**Given request**
Below are some records. Copy every line in them that holds "Friend".
+ + +
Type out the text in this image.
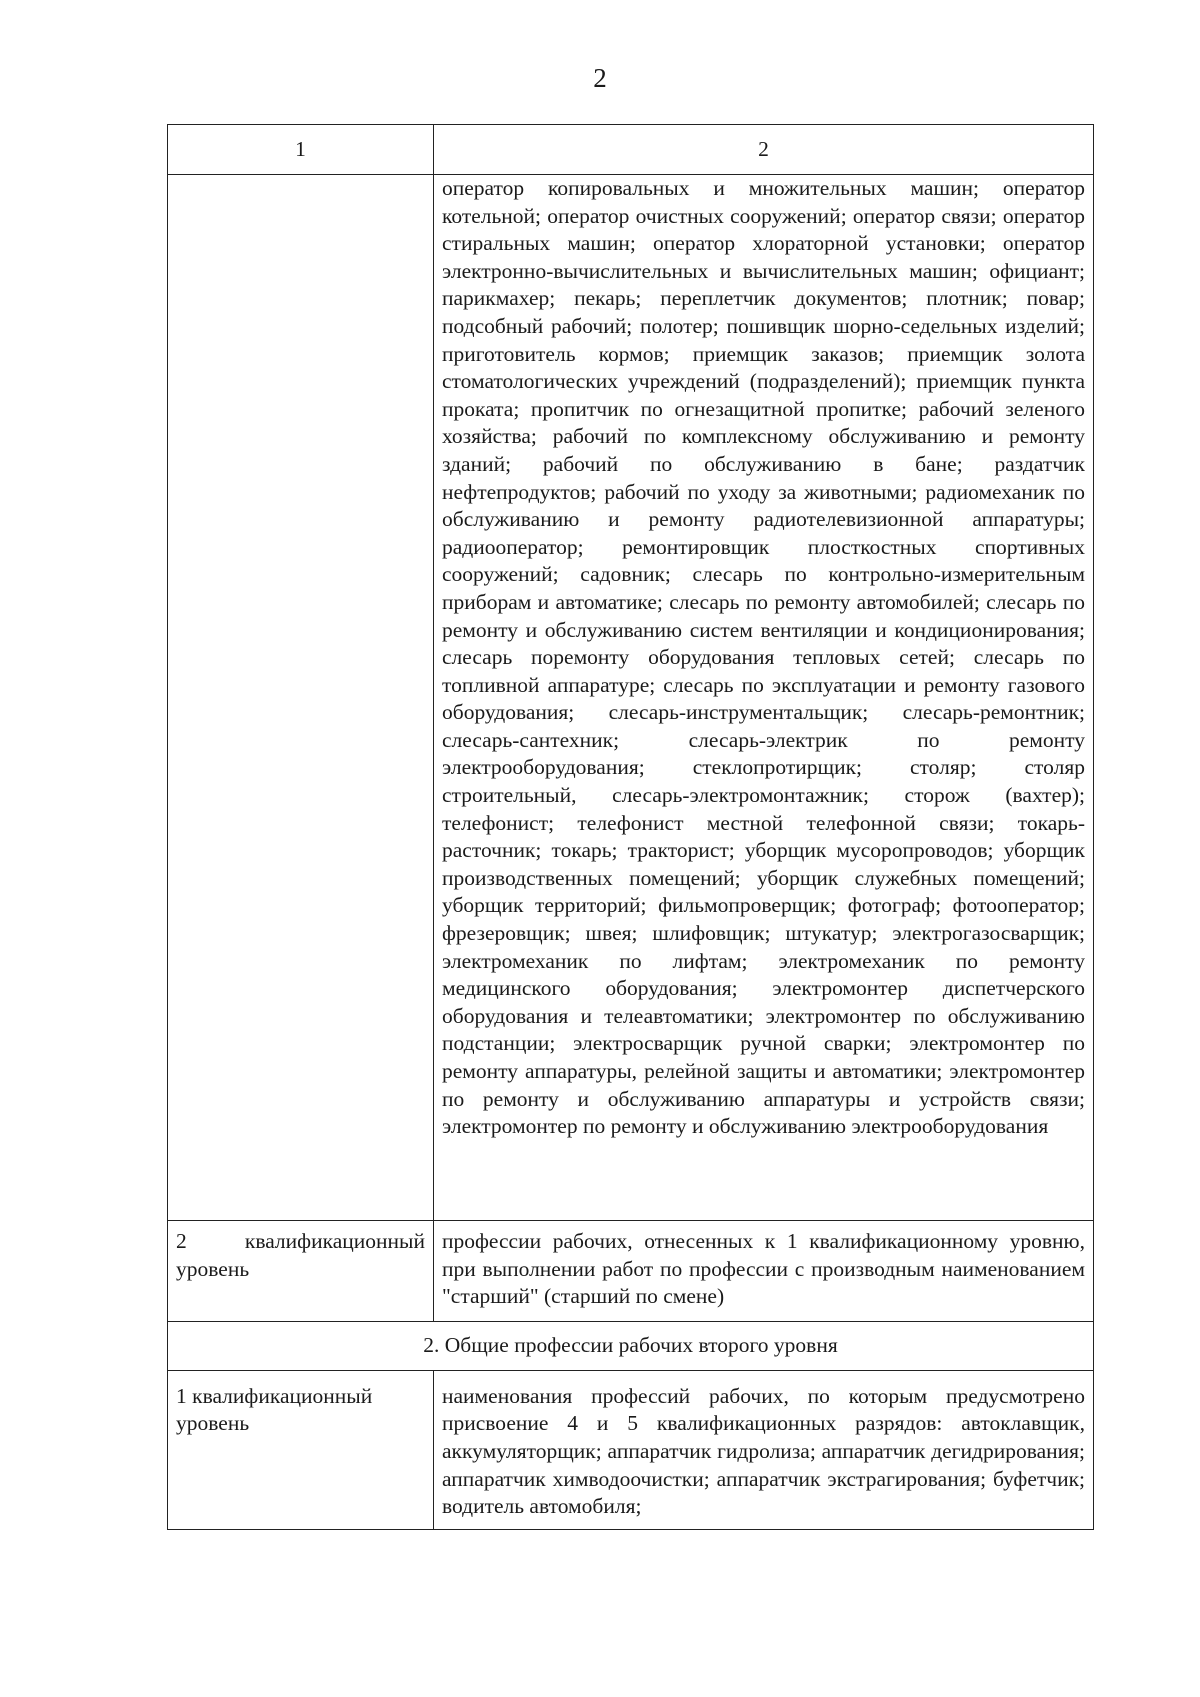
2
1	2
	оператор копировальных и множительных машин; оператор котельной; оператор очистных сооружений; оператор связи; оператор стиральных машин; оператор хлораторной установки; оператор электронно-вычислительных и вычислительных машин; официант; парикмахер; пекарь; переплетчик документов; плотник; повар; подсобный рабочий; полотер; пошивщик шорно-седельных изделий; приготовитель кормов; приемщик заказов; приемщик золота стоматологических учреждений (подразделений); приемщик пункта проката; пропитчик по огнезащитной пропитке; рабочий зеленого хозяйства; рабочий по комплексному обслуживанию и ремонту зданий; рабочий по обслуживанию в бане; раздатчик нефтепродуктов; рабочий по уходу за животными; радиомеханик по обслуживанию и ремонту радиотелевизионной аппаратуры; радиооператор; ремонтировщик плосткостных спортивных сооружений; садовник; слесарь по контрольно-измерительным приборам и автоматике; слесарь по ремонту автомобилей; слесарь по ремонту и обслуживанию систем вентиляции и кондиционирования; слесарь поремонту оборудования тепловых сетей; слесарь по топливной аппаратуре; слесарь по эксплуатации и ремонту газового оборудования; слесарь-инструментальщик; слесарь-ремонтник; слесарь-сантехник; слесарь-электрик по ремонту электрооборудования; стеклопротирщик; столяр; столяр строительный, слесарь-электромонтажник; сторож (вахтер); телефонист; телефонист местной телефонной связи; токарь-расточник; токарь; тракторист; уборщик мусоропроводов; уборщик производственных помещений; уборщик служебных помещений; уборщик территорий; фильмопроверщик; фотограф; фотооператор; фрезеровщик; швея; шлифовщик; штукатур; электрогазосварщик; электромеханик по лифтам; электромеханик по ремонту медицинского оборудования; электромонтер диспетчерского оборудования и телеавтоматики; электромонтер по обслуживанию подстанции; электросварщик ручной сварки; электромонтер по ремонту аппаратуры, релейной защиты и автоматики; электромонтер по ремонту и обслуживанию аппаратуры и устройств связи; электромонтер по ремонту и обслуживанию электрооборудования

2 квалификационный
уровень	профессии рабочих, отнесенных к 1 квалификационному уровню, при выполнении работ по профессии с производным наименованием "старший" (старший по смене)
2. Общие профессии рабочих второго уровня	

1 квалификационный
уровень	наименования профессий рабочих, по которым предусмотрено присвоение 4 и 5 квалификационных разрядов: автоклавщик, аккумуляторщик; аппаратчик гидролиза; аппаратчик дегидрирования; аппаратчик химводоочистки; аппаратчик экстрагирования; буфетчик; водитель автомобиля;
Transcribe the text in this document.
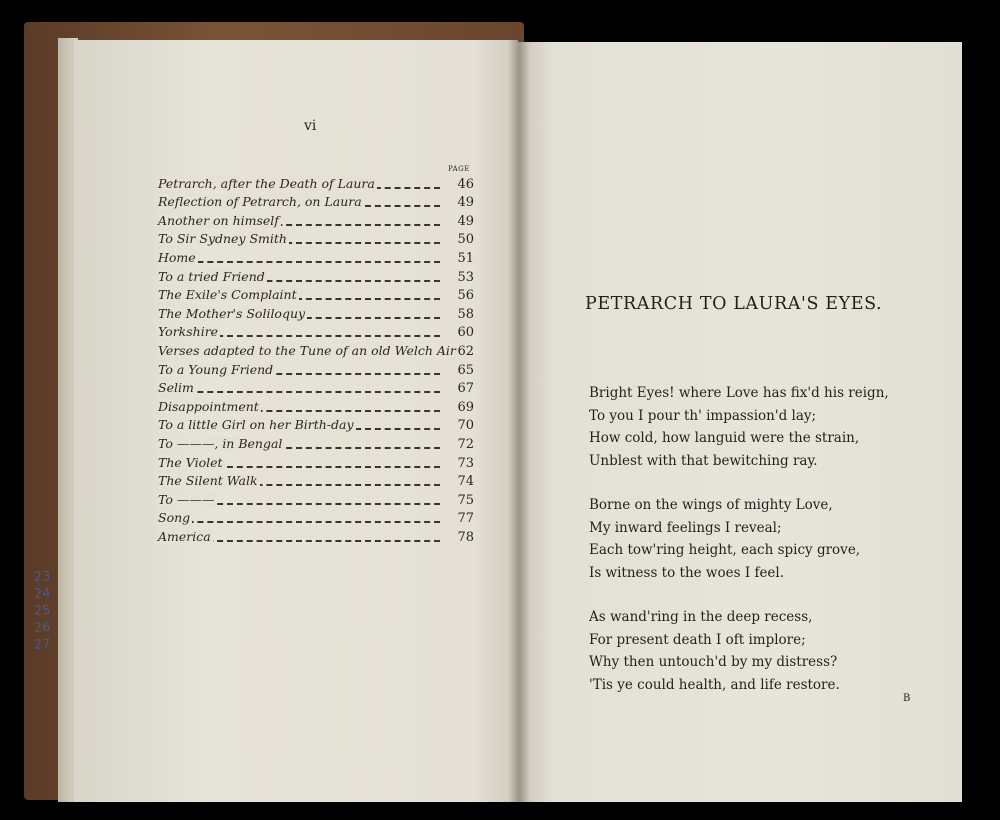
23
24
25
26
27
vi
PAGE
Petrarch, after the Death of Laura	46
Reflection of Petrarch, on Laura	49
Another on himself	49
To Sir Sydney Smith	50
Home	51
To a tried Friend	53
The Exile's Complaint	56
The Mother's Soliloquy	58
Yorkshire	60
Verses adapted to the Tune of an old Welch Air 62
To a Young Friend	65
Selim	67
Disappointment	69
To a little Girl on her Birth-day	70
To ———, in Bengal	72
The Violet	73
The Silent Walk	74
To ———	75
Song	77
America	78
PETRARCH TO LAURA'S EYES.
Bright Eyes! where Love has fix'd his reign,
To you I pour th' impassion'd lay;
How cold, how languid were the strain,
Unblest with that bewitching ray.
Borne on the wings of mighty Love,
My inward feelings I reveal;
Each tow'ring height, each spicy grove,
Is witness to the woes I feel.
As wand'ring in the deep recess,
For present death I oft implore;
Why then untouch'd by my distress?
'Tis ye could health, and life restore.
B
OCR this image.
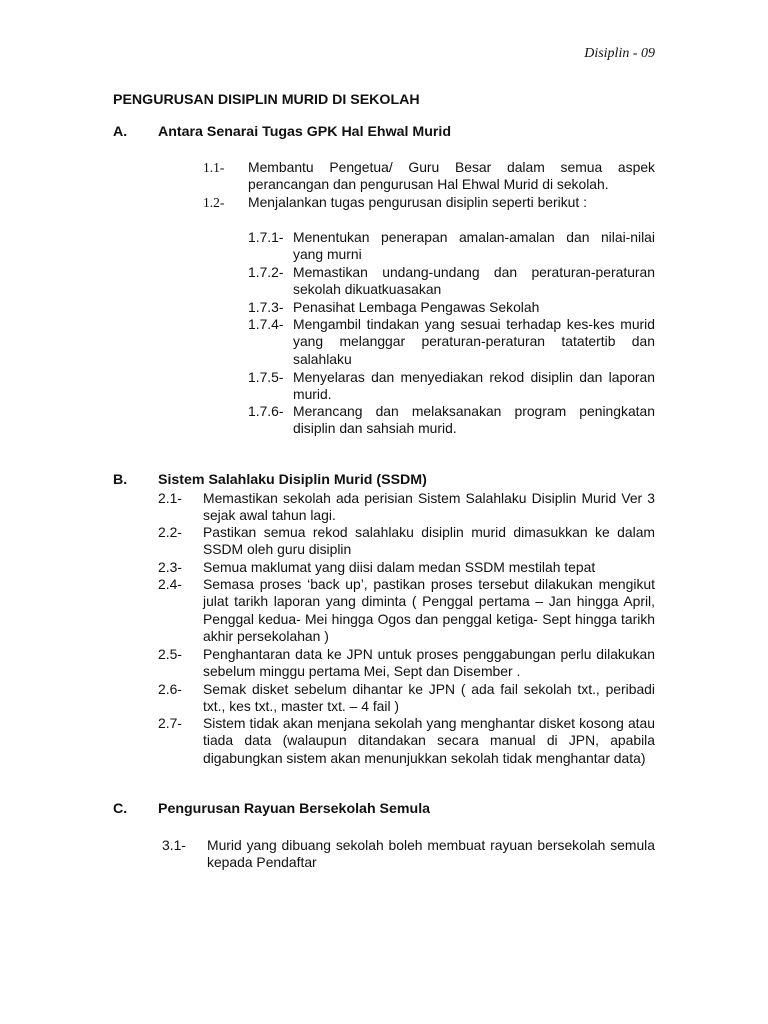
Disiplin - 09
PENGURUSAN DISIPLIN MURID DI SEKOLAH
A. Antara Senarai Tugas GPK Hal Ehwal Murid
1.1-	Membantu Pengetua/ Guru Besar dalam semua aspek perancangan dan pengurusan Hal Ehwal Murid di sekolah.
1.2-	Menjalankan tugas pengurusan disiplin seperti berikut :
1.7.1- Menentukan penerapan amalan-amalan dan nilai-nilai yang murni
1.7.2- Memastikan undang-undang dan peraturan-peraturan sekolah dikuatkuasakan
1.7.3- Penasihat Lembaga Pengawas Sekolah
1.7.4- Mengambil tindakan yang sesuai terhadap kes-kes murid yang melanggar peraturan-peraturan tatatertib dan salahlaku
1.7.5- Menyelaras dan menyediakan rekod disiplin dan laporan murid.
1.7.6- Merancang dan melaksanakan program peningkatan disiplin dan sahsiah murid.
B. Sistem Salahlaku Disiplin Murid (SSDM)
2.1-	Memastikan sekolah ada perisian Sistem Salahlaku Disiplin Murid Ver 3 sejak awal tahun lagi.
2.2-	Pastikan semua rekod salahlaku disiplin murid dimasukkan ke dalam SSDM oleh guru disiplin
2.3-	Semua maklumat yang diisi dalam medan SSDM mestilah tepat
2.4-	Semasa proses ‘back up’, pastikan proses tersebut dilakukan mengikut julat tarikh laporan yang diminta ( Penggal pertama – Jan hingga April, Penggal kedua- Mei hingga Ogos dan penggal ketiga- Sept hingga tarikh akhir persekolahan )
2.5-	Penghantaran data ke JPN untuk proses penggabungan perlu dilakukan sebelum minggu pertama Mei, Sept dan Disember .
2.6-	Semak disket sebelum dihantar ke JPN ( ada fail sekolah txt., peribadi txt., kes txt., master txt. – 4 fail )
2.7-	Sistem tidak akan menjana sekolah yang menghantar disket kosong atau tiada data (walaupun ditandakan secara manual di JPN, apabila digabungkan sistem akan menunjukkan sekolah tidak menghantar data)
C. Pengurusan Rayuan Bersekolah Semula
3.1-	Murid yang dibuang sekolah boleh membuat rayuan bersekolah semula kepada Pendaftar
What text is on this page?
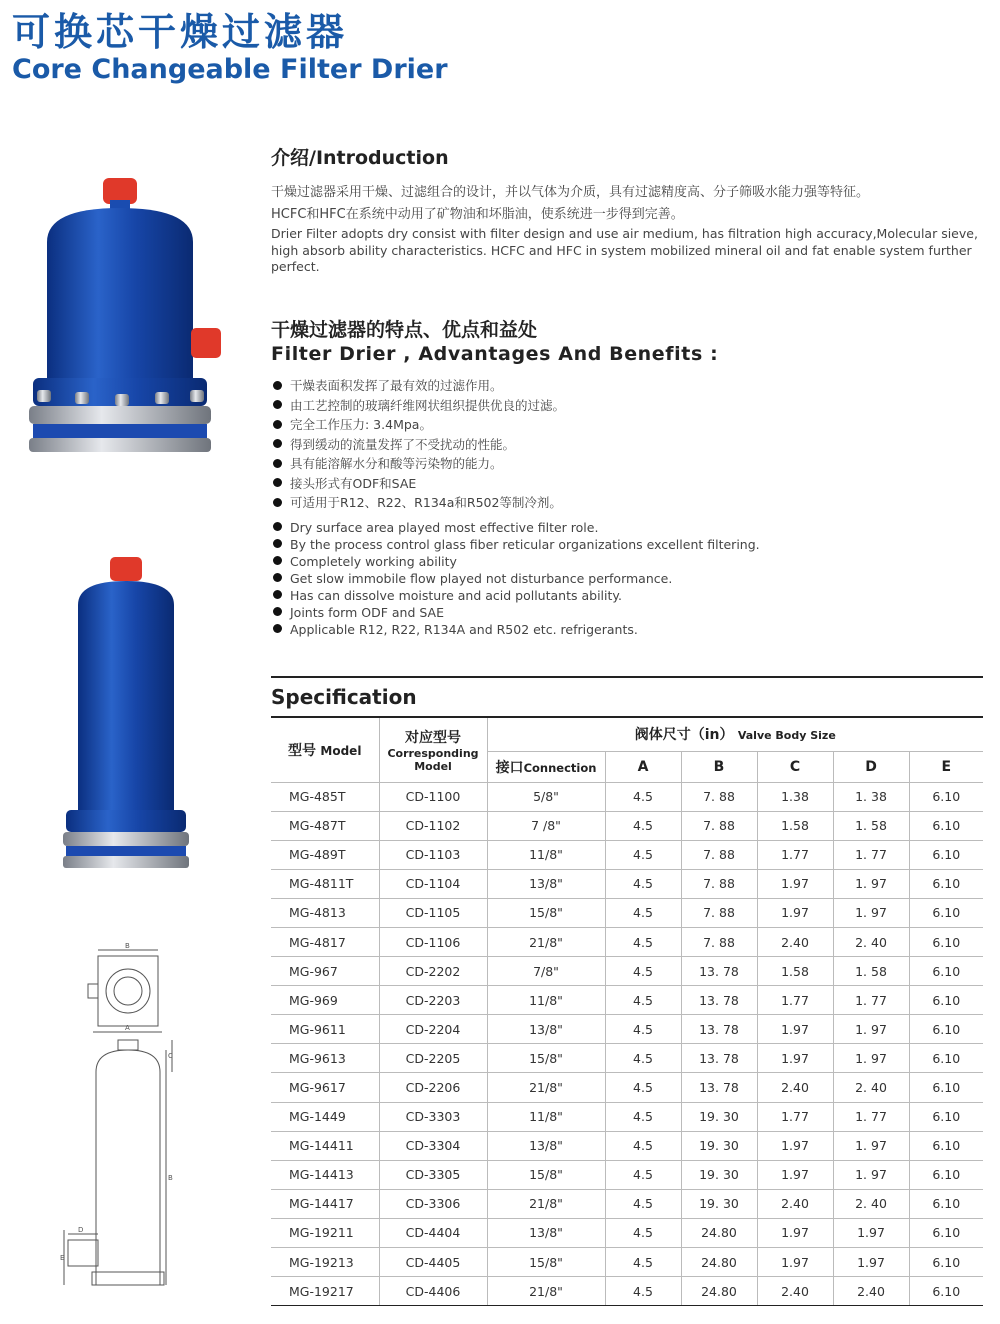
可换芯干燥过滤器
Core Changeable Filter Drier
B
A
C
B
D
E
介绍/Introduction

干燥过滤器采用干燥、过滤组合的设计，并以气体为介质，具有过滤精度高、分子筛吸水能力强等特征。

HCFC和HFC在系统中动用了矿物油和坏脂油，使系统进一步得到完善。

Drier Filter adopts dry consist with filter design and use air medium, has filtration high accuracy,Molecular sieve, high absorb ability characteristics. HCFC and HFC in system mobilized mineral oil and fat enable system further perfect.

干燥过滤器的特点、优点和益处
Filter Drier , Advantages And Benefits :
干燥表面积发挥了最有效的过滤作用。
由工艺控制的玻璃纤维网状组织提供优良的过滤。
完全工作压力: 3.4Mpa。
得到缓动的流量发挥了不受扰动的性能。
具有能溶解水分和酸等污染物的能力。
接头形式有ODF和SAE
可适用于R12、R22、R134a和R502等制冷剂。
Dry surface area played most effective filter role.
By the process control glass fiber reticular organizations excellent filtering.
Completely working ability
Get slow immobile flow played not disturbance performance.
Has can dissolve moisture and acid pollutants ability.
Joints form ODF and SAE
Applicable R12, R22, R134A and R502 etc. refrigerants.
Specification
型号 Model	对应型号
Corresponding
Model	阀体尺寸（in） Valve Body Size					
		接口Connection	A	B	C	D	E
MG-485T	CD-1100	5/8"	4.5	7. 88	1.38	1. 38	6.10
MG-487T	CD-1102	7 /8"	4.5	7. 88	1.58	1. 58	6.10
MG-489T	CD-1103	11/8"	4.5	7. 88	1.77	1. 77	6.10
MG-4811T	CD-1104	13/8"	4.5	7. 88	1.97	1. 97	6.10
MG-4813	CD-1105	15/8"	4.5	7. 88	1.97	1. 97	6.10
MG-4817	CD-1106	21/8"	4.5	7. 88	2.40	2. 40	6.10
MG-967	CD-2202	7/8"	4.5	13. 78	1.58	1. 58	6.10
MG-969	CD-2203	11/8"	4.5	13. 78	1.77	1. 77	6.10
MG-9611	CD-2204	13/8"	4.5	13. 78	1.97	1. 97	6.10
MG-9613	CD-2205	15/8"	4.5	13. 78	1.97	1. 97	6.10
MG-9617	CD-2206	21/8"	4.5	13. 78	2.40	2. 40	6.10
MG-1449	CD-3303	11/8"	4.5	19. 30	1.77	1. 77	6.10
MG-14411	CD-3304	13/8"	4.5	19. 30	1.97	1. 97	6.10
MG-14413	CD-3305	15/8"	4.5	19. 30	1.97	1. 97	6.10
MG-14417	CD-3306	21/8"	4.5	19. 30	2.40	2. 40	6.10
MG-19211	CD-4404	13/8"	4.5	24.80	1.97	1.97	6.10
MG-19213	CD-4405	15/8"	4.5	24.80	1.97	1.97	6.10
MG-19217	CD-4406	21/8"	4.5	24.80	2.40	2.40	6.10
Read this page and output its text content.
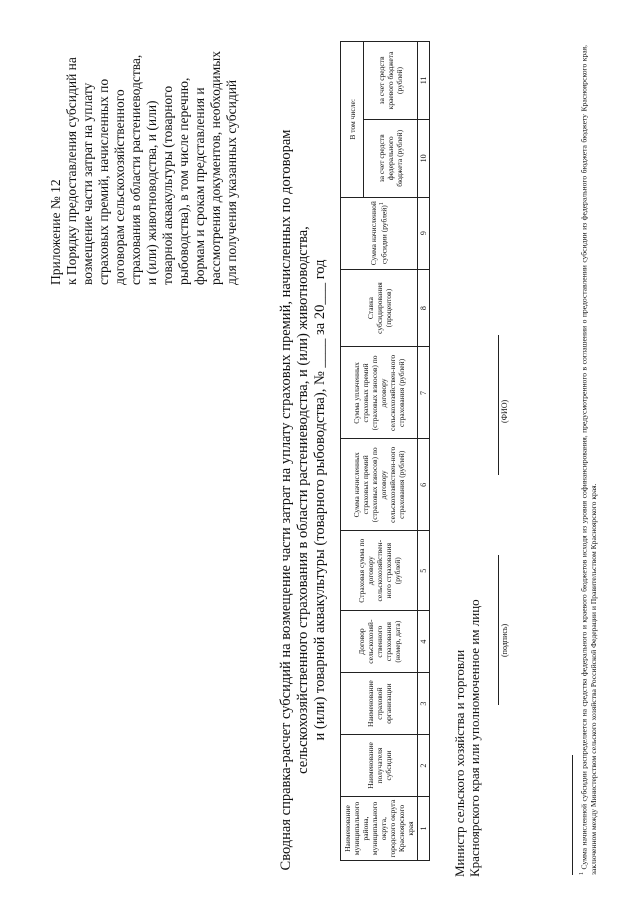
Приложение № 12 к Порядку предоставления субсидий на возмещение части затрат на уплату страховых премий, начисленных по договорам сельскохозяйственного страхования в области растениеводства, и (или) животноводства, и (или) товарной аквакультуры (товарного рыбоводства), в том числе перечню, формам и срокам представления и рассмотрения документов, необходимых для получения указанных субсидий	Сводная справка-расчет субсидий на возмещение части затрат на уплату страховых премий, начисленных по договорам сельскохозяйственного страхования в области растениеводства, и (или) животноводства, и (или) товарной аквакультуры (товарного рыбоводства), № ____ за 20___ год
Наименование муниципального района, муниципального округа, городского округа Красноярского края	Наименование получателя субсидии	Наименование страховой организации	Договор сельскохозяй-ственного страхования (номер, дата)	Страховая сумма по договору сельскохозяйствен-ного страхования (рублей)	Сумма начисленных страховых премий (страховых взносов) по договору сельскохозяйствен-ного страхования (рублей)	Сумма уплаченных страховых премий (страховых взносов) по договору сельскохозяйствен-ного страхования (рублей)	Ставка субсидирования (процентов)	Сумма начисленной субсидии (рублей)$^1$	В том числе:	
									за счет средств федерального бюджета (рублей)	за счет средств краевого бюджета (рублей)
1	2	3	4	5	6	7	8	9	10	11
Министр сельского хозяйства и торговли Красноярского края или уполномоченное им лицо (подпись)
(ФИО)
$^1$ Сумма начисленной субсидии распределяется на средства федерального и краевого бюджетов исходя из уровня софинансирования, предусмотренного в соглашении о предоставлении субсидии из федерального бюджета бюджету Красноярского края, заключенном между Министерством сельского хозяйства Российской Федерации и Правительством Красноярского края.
+ + +
**Right answer**
To a tried Friend	53
To a Young Friend	65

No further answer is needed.